Data for this exercise

>> Start

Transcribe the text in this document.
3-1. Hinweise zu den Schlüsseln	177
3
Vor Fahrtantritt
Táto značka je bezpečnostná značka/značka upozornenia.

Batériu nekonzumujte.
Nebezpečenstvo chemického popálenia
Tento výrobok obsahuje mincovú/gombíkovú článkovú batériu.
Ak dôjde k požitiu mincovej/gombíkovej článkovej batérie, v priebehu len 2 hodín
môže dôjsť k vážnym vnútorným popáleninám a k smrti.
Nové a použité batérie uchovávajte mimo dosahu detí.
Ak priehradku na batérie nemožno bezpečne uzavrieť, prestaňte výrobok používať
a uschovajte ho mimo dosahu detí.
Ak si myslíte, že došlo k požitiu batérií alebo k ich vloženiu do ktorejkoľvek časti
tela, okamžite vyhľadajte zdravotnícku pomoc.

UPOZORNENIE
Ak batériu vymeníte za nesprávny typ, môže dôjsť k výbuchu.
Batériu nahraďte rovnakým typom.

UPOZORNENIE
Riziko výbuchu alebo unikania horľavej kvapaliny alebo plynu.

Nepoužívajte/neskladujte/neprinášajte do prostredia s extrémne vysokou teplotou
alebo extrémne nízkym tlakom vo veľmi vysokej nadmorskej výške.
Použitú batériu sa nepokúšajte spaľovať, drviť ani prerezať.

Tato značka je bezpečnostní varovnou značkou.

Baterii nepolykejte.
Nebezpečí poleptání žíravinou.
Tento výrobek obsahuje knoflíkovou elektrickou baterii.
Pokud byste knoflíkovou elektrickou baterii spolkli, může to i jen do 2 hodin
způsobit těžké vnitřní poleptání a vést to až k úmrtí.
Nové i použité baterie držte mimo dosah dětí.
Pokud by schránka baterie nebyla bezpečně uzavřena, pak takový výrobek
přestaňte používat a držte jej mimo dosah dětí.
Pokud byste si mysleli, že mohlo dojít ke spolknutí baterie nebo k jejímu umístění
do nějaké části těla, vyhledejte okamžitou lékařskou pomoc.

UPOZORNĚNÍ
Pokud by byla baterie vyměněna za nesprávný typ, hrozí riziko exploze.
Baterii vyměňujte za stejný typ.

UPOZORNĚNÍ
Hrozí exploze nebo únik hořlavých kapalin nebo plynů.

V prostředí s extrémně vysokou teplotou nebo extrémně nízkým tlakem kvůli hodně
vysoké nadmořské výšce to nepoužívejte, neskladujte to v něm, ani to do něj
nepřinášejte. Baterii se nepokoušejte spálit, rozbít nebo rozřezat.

>> End

Written exercise
Each line of the listing should be copied exactly.

Final result
Transcribe the text in this document.
3-1. Hinweise zu den Schlüsseln	177
3
Vor Fahrtantritt
Táto značka je bezpečnostná značka/značka upozornenia.

Batériu nekonzumujte.
Nebezpečenstvo chemického popálenia
Tento výrobok obsahuje mincovú/gombíkovú článkovú batériu.
Ak dôjde k požitiu mincovej/gombíkovej článkovej batérie, v priebehu len 2 hodín
môže dôjsť k vážnym vnútorným popáleninám a k smrti.
Nové a použité batérie uchovávajte mimo dosahu detí.
Ak priehradku na batérie nemožno bezpečne uzavrieť, prestaňte výrobok používať
a uschovajte ho mimo dosahu detí.
Ak si myslíte, že došlo k požitiu batérií alebo k ich vloženiu do ktorejkoľvek časti
tela, okamžite vyhľadajte zdravotnícku pomoc.

UPOZORNENIE
Ak batériu vymeníte za nesprávny typ, môže dôjsť k výbuchu.
Batériu nahraďte rovnakým typom.

UPOZORNENIE
Riziko výbuchu alebo unikania horľavej kvapaliny alebo plynu.

Nepoužívajte/neskladujte/neprinášajte do prostredia s extrémne vysokou teplotou
alebo extrémne nízkym tlakom vo veľmi vysokej nadmorskej výške.
Použitú batériu sa nepokúšajte spaľovať, drviť ani prerezať.

Tato značka je bezpečnostní varovnou značkou.

Baterii nepolykejte.
Nebezpečí poleptání žíravinou.
Tento výrobek obsahuje knoflíkovou elektrickou baterii.
Pokud byste knoflíkovou elektrickou baterii spolkli, může to i jen do 2 hodin
způsobit těžké vnitřní poleptání a vést to až k úmrtí.
Nové i použité baterie držte mimo dosah dětí.
Pokud by schránka baterie nebyla bezpečně uzavřena, pak takový výrobek
přestaňte používat a držte jej mimo dosah dětí.
Pokud byste si mysleli, že mohlo dojít ke spolknutí baterie nebo k jejímu umístění
do nějaké části těla, vyhledejte okamžitou lékařskou pomoc.

UPOZORNĚNÍ
Pokud by byla baterie vyměněna za nesprávný typ, hrozí riziko exploze.
Baterii vyměňujte za stejný typ.

UPOZORNĚNÍ
Hrozí exploze nebo únik hořlavých kapalin nebo plynů.

V prostředí s extrémně vysokou teplotou nebo extrémně nízkým tlakem kvůli hodně
vysoké nadmořské výšce to nepoužívejte, neskladujte to v něm, ani to do něj
nepřinášejte. Baterii se nepokoušejte spálit, rozbít nebo rozřezat.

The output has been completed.